* Problem to work on:
Retype all the entries word for word, but omit the pictures.

* Supplied data:
▬▬▬

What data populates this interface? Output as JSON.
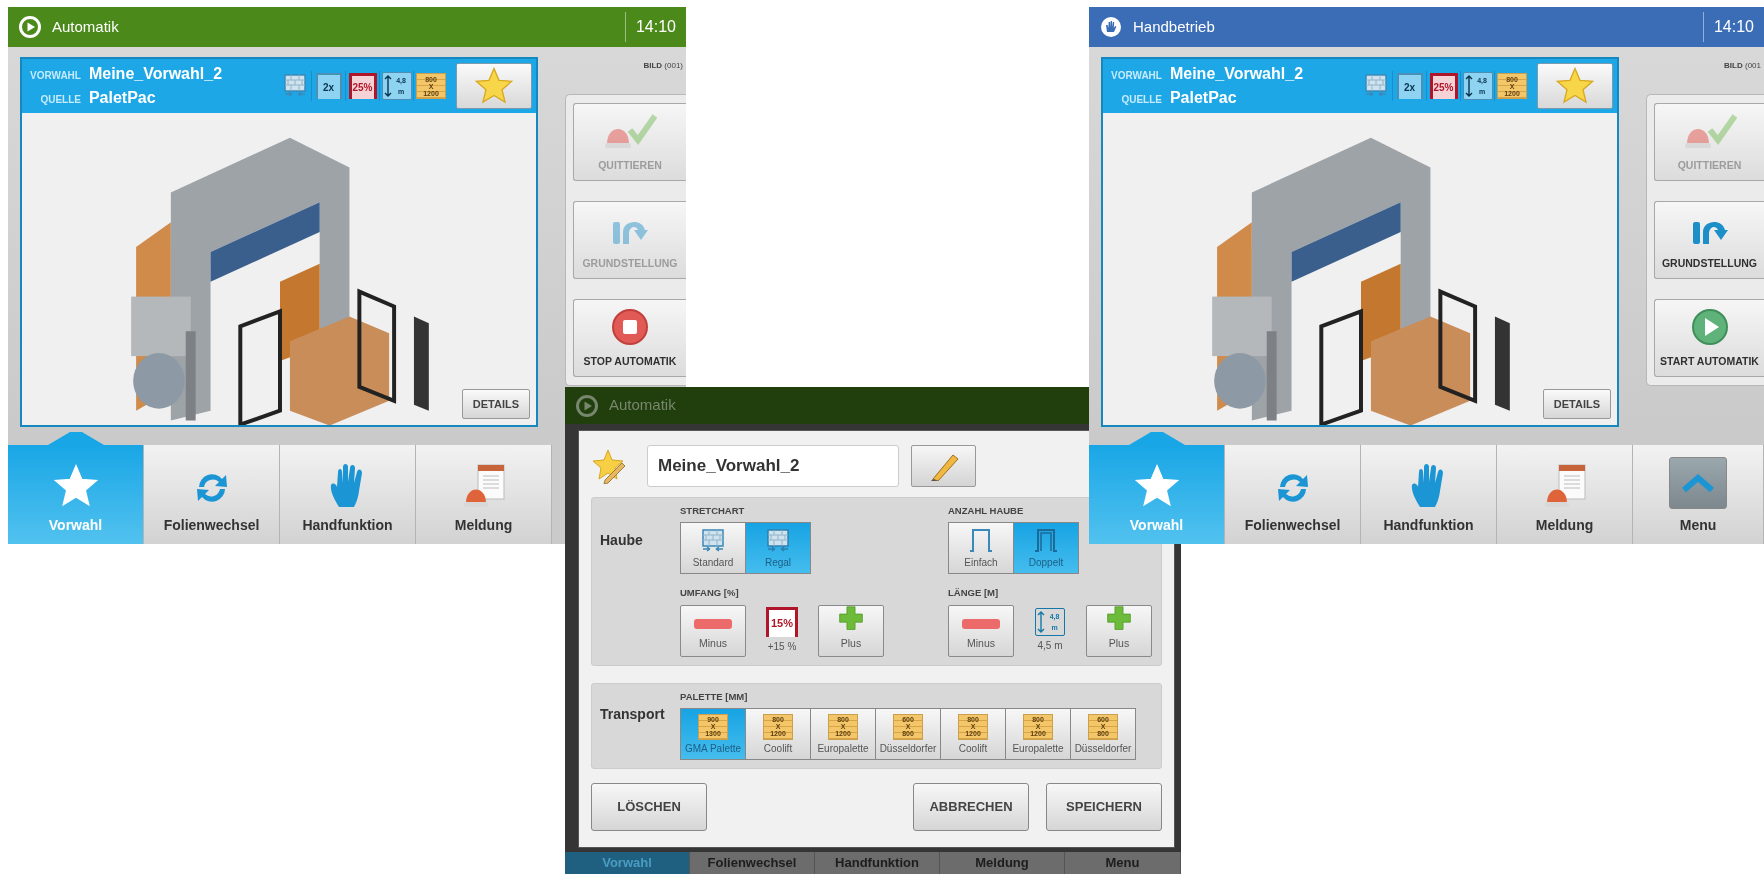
{
  "windows": [
    {
      "kind": "main",
      "header": {
        "title": "Automatik",
        "kind": "automatic",
        "color": "#4b8a1a",
        "time": "14:10"
      },
      "image_ref": "**BILD** (001)",
      "selection": {
        "vorwahl_label": "VORWAHL",
        "vorwahl": "Meine_Vorwahl_2",
        "quelle_label": "QUELLE",
        "quelle": "PaletPac"
      },
      "status_icons": [
        {
          "kind": "stretch",
          "active": true
        },
        {
          "kind": "hood",
          "text": "2x",
          "active": false
        },
        {
          "kind": "percent",
          "text": "25%",
          "active": true
        },
        {
          "kind": "length",
          "text": "4,8",
          "unit": "m",
          "active": false
        },
        {
          "kind": "pallet",
          "lines": [
            "800",
            "X",
            "1200"
          ],
          "active": true
        }
      ],
      "details_button": "DETAILS",
      "actions": [
        {
          "kind": "acknowledge",
          "label": "QUITTIEREN",
          "disabled": true
        },
        {
          "kind": "home",
          "label": "GRUNDSTELLUNG",
          "disabled": true
        },
        {
          "kind": "stop",
          "label": "STOP AUTOMATIK",
          "disabled": false
        }
      ],
      "nav": [
        {
          "kind": "favorites",
          "label": "Vorwahl",
          "selected": true
        },
        {
          "kind": "refresh",
          "label": "Folienwechsel",
          "selected": false
        },
        {
          "kind": "manual",
          "label": "Handfunktion",
          "selected": false
        },
        {
          "kind": "messages",
          "label": "Meldung",
          "selected": false
        }
      ]
    },
    {
      "kind": "dialog",
      "header": {
        "title": "Automatik",
        "kind": "automatic",
        "color": "#213e0d"
      },
      "name_field": {
        "value": "Meine_Vorwahl_2"
      },
      "sections": [
        {
          "label": "Haube",
          "groups": [
            {
              "kind": "segmented",
              "title": "STRETCHART",
              "options": [
                {
                  "kind": "wall-standard",
                  "label": "Standard",
                  "selected": false
                },
                {
                  "kind": "wall-shelf",
                  "label": "Regal",
                  "selected": true
                }
              ]
            },
            {
              "kind": "segmented",
              "title": "ANZAHL HAUBE",
              "options": [
                {
                  "kind": "hood-single",
                  "label": "Einfach",
                  "selected": false
                },
                {
                  "kind": "hood-double",
                  "label": "Doppelt",
                  "selected": true
                }
              ]
            },
            {
              "kind": "stepper",
              "title": "UMFANG [%]",
              "minus": "Minus",
              "plus": "Plus",
              "badge": {
                "kind": "percent",
                "text": "15%"
              },
              "reading": "+15 %"
            },
            {
              "kind": "stepper",
              "title": "LÄNGE [M]",
              "minus": "Minus",
              "plus": "Plus",
              "badge": {
                "kind": "length",
                "text": "4,8",
                "unit": "m"
              },
              "reading": "4,5 m"
            }
          ]
        },
        {
          "label": "Transport",
          "groups": [
            {
              "kind": "segmented",
              "title": "PALETTE [MM]",
              "options": [
                {
                  "kind": "pallet",
                  "lines": [
                    "900",
                    "X",
                    "1300"
                  ],
                  "label": "GMA Palette",
                  "selected": true
                },
                {
                  "kind": "pallet",
                  "lines": [
                    "800",
                    "X",
                    "1200"
                  ],
                  "label": "Coolift",
                  "selected": false
                },
                {
                  "kind": "pallet",
                  "lines": [
                    "800",
                    "X",
                    "1200"
                  ],
                  "label": "Europalette",
                  "selected": false
                },
                {
                  "kind": "pallet",
                  "lines": [
                    "600",
                    "X",
                    "800"
                  ],
                  "label": "Düsseldorfer",
                  "selected": false
                },
                {
                  "kind": "pallet",
                  "lines": [
                    "800",
                    "X",
                    "1200"
                  ],
                  "label": "Coolift",
                  "selected": false
                },
                {
                  "kind": "pallet",
                  "lines": [
                    "800",
                    "X",
                    "1200"
                  ],
                  "label": "Europalette",
                  "selected": false
                },
                {
                  "kind": "pallet",
                  "lines": [
                    "600",
                    "X",
                    "800"
                  ],
                  "label": "Düsseldorfer",
                  "selected": false
                }
              ]
            }
          ]
        }
      ],
      "buttons": [
        {
          "kind": "delete",
          "label": "LÖSCHEN"
        },
        {
          "kind": "cancel",
          "label": "ABBRECHEN"
        },
        {
          "kind": "save",
          "label": "SPEICHERN"
        }
      ],
      "nav": [
        {
          "label": "Vorwahl",
          "selected": true
        },
        {
          "label": "Folienwechsel",
          "selected": false
        },
        {
          "label": "Handfunktion",
          "selected": false
        },
        {
          "label": "Meldung",
          "selected": false
        },
        {
          "label": "Menu",
          "selected": false
        }
      ]
    },
    {
      "kind": "main",
      "header": {
        "title": "Handbetrieb",
        "kind": "manual",
        "color": "#3a6db5",
        "time": "14:10"
      },
      "image_ref": "**BILD** (001",
      "selection": {
        "vorwahl_label": "VORWAHL",
        "vorwahl": "Meine_Vorwahl_2",
        "quelle_label": "QUELLE",
        "quelle": "PaletPac"
      },
      "status_icons": [
        {
          "kind": "stretch",
          "active": true
        },
        {
          "kind": "hood",
          "text": "2x",
          "active": false
        },
        {
          "kind": "percent",
          "text": "25%",
          "active": true
        },
        {
          "kind": "length",
          "text": "4,8",
          "unit": "m",
          "active": false
        },
        {
          "kind": "pallet",
          "lines": [
            "800",
            "X",
            "1200"
          ],
          "active": true
        }
      ],
      "details_button": "DETAILS",
      "actions": [
        {
          "kind": "acknowledge",
          "label": "QUITTIEREN",
          "disabled": true
        },
        {
          "kind": "home",
          "label": "GRUNDSTELLUNG",
          "disabled": false
        },
        {
          "kind": "start",
          "label": "START AUTOMATIK",
          "disabled": false
        }
      ],
      "nav": [
        {
          "kind": "favorites",
          "label": "Vorwahl",
          "selected": true
        },
        {
          "kind": "refresh",
          "label": "Folienwechsel",
          "selected": false
        },
        {
          "kind": "manual",
          "label": "Handfunktion",
          "selected": false
        },
        {
          "kind": "messages",
          "label": "Meldung",
          "selected": false
        },
        {
          "kind": "menu",
          "label": "Menu",
          "selected": false
        }
      ]
    }
  ]
}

▬▬▬

* Answer below:
What data populates this interface? Output as JSON.
{
  "windows": [
    {
      "kind": "main",
      "header": {
        "title": "Automatik",
        "kind": "automatic",
        "color": "#4b8a1a",
        "time": "14:10"
      },
      "image_ref": "**BILD** (001)",
      "selection": {
        "vorwahl_label": "VORWAHL",
        "vorwahl": "Meine_Vorwahl_2",
        "quelle_label": "QUELLE",
        "quelle": "PaletPac"
      },
      "status_icons": [
        {
          "kind": "stretch",
          "active": true
        },
        {
          "kind": "hood",
          "text": "2x",
          "active": false
        },
        {
          "kind": "percent",
          "text": "25%",
          "active": true
        },
        {
          "kind": "length",
          "text": "4,8",
          "unit": "m",
          "active": false
        },
        {
          "kind": "pallet",
          "lines": [
            "800",
            "X",
            "1200"
          ],
          "active": true
        }
      ],
      "details_button": "DETAILS",
      "actions": [
        {
          "kind": "acknowledge",
          "label": "QUITTIEREN",
          "disabled": true
        },
        {
          "kind": "home",
          "label": "GRUNDSTELLUNG",
          "disabled": true
        },
        {
          "kind": "stop",
          "label": "STOP AUTOMATIK",
          "disabled": false
        }
      ],
      "nav": [
        {
          "kind": "favorites",
          "label": "Vorwahl",
          "selected": true
        },
        {
          "kind": "refresh",
          "label": "Folienwechsel",
          "selected": false
        },
        {
          "kind": "manual",
          "label": "Handfunktion",
          "selected": false
        },
        {
          "kind": "messages",
          "label": "Meldung",
          "selected": false
        }
      ]
    },
    {
      "kind": "dialog",
      "header": {
        "title": "Automatik",
        "kind": "automatic",
        "color": "#213e0d"
      },
      "name_field": {
        "value": "Meine_Vorwahl_2"
      },
      "sections": [
        {
          "label": "Haube",
          "groups": [
            {
              "kind": "segmented",
              "title": "STRETCHART",
              "options": [
                {
                  "kind": "wall-standard",
                  "label": "Standard",
                  "selected": false
                },
                {
                  "kind": "wall-shelf",
                  "label": "Regal",
                  "selected": true
                }
              ]
            },
            {
              "kind": "segmented",
              "title": "ANZAHL HAUBE",
              "options": [
                {
                  "kind": "hood-single",
                  "label": "Einfach",
                  "selected": false
                },
                {
                  "kind": "hood-double",
                  "label": "Doppelt",
                  "selected": true
                }
              ]
            },
            {
              "kind": "stepper",
              "title": "UMFANG [%]",
              "minus": "Minus",
              "plus": "Plus",
              "badge": {
                "kind": "percent",
                "text": "15%"
              },
              "reading": "+15 %"
            },
            {
              "kind": "stepper",
              "title": "LÄNGE [M]",
              "minus": "Minus",
              "plus": "Plus",
              "badge": {
                "kind": "length",
                "text": "4,8",
                "unit": "m"
              },
              "reading": "4,5 m"
            }
          ]
        },
        {
          "label": "Transport",
          "groups": [
            {
              "kind": "segmented",
              "title": "PALETTE [MM]",
              "options": [
                {
                  "kind": "pallet",
                  "lines": [
                    "900",
                    "X",
                    "1300"
                  ],
                  "label": "GMA Palette",
                  "selected": true
                },
                {
                  "kind": "pallet",
                  "lines": [
                    "800",
                    "X",
                    "1200"
                  ],
                  "label": "Coolift",
                  "selected": false
                },
                {
                  "kind": "pallet",
                  "lines": [
                    "800",
                    "X",
                    "1200"
                  ],
                  "label": "Europalette",
                  "selected": false
                },
                {
                  "kind": "pallet",
                  "lines": [
                    "600",
                    "X",
                    "800"
                  ],
                  "label": "Düsseldorfer",
                  "selected": false
                },
                {
                  "kind": "pallet",
                  "lines": [
                    "800",
                    "X",
                    "1200"
                  ],
                  "label": "Coolift",
                  "selected": false
                },
                {
                  "kind": "pallet",
                  "lines": [
                    "800",
                    "X",
                    "1200"
                  ],
                  "label": "Europalette",
                  "selected": false
                },
                {
                  "kind": "pallet",
                  "lines": [
                    "600",
                    "X",
                    "800"
                  ],
                  "label": "Düsseldorfer",
                  "selected": false
                }
              ]
            }
          ]
        }
      ],
      "buttons": [
        {
          "kind": "delete",
          "label": "LÖSCHEN"
        },
        {
          "kind": "cancel",
          "label": "ABBRECHEN"
        },
        {
          "kind": "save",
          "label": "SPEICHERN"
        }
      ],
      "nav": [
        {
          "label": "Vorwahl",
          "selected": true
        },
        {
          "label": "Folienwechsel",
          "selected": false
        },
        {
          "label": "Handfunktion",
          "selected": false
        },
        {
          "label": "Meldung",
          "selected": false
        },
        {
          "label": "Menu",
          "selected": false
        }
      ]
    },
    {
      "kind": "main",
      "header": {
        "title": "Handbetrieb",
        "kind": "manual",
        "color": "#3a6db5",
        "time": "14:10"
      },
      "image_ref": "**BILD** (001",
      "selection": {
        "vorwahl_label": "VORWAHL",
        "vorwahl": "Meine_Vorwahl_2",
        "quelle_label": "QUELLE",
        "quelle": "PaletPac"
      },
      "status_icons": [
        {
          "kind": "stretch",
          "active": true
        },
        {
          "kind": "hood",
          "text": "2x",
          "active": false
        },
        {
          "kind": "percent",
          "text": "25%",
          "active": true
        },
        {
          "kind": "length",
          "text": "4,8",
          "unit": "m",
          "active": false
        },
        {
          "kind": "pallet",
          "lines": [
            "800",
            "X",
            "1200"
          ],
          "active": true
        }
      ],
      "details_button": "DETAILS",
      "actions": [
        {
          "kind": "acknowledge",
          "label": "QUITTIEREN",
          "disabled": true
        },
        {
          "kind": "home",
          "label": "GRUNDSTELLUNG",
          "disabled": false
        },
        {
          "kind": "start",
          "label": "START AUTOMATIK",
          "disabled": false
        }
      ],
      "nav": [
        {
          "kind": "favorites",
          "label": "Vorwahl",
          "selected": true
        },
        {
          "kind": "refresh",
          "label": "Folienwechsel",
          "selected": false
        },
        {
          "kind": "manual",
          "label": "Handfunktion",
          "selected": false
        },
        {
          "kind": "messages",
          "label": "Meldung",
          "selected": false
        },
        {
          "kind": "menu",
          "label": "Menu",
          "selected": false
        }
      ]
    }
  ]
}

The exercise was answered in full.